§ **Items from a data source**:
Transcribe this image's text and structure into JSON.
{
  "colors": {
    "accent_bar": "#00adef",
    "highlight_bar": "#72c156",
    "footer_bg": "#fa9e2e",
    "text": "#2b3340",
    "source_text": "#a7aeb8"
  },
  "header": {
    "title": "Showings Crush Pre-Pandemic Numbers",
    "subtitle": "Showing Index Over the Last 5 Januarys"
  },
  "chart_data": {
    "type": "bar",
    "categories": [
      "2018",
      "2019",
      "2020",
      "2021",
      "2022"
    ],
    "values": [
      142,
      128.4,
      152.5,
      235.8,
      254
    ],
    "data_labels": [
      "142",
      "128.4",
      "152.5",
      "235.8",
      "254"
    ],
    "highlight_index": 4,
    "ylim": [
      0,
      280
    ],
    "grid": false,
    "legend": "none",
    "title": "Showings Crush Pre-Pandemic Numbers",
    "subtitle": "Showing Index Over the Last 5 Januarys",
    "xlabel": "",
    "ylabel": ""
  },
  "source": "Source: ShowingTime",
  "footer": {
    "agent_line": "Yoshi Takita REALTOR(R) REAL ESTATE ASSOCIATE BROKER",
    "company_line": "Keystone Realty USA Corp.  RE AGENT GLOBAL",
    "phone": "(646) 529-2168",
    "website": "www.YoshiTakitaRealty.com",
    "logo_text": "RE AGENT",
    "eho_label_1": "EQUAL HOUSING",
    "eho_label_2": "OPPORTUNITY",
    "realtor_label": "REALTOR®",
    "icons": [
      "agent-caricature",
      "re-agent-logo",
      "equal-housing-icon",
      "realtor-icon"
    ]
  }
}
---
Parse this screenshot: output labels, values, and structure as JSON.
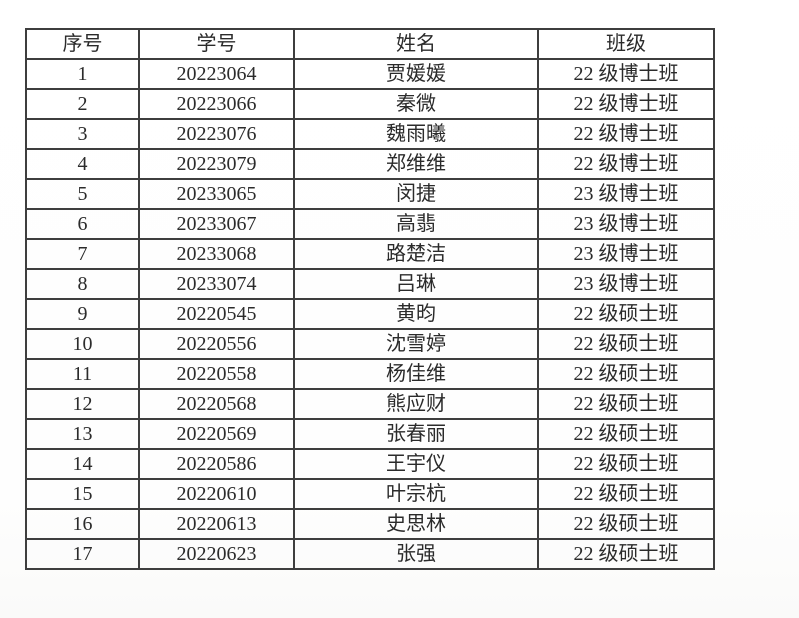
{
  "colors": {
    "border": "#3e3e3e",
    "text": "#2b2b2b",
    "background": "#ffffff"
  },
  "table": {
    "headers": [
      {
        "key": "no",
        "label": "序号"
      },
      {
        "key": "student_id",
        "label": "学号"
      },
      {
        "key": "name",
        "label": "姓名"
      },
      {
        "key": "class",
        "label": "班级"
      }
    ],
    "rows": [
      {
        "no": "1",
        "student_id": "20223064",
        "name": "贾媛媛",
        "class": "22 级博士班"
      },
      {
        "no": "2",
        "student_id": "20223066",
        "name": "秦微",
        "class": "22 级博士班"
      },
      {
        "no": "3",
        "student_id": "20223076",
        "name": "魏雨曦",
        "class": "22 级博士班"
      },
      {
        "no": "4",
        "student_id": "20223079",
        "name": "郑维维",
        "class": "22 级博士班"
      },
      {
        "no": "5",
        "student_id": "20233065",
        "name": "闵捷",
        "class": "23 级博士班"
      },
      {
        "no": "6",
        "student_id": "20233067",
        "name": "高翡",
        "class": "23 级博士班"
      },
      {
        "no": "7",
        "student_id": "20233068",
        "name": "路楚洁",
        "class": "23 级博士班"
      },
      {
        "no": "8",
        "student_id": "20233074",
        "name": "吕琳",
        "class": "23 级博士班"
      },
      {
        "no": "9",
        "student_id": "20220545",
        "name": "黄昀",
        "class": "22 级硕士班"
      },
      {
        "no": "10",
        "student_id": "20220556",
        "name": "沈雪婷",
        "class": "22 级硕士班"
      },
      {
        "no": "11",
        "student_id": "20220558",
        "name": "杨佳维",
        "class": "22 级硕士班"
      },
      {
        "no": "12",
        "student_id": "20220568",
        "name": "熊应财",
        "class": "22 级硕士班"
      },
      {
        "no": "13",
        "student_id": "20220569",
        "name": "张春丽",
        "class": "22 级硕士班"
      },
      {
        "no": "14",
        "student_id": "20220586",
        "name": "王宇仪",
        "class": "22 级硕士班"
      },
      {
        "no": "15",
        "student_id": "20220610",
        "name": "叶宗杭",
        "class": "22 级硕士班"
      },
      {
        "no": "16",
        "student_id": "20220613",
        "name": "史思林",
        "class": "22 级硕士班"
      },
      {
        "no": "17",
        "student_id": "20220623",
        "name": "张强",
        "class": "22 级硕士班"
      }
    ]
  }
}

§ **Problem to solve**: Among the records above, find each line holding the string "subtitle" and pull it out.

§ **Task answer**:
    "subtitle": "Showing Index Over the Last 5 Januarys"
    "subtitle": "Showing Index Over the Last 5 Januarys",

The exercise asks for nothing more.